◆ **Task goal**:
Which lines in the records below hold the word "water"? Copy each of them.

◆ **Provided records**:
● ● ● ● ● ● ●

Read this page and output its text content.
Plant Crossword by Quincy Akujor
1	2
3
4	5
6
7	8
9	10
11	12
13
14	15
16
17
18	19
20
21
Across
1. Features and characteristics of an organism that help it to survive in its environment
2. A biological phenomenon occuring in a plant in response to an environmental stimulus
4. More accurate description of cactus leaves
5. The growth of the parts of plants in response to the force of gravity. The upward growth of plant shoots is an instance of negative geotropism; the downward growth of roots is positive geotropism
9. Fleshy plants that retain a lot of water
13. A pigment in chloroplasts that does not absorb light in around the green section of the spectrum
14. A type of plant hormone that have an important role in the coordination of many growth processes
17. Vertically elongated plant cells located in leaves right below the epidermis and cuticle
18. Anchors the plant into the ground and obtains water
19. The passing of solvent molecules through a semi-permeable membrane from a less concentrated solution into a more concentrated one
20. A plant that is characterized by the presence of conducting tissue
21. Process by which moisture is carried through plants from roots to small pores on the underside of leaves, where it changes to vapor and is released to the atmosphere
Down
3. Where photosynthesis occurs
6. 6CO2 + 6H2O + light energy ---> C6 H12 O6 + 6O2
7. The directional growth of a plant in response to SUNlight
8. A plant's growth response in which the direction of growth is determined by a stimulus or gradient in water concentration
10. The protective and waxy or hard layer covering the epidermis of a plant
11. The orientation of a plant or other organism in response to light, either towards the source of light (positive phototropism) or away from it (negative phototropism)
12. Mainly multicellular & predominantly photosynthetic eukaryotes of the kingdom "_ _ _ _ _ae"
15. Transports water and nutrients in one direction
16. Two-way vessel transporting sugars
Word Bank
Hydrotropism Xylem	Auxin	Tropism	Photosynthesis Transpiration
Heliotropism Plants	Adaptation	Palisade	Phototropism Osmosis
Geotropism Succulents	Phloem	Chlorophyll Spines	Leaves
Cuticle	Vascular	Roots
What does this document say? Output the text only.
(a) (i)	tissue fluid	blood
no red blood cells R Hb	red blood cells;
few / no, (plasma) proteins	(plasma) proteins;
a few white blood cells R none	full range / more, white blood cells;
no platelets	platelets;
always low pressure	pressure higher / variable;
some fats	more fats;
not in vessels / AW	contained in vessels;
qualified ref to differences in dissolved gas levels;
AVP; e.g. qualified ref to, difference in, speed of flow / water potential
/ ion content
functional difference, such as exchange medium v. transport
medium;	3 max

● ● ● ● ● ● ●

◆ **Answer space**:
9. Fleshy plants that retain a lot of water
18. Anchors the plant into the ground and obtains water
8. A plant's growth response in which the direction of growth is determined by a stimulus or gradient in water concentration
15. Transports water and nutrients in one direction
AVP; e.g. qualified ref to, difference in, speed of flow / water potential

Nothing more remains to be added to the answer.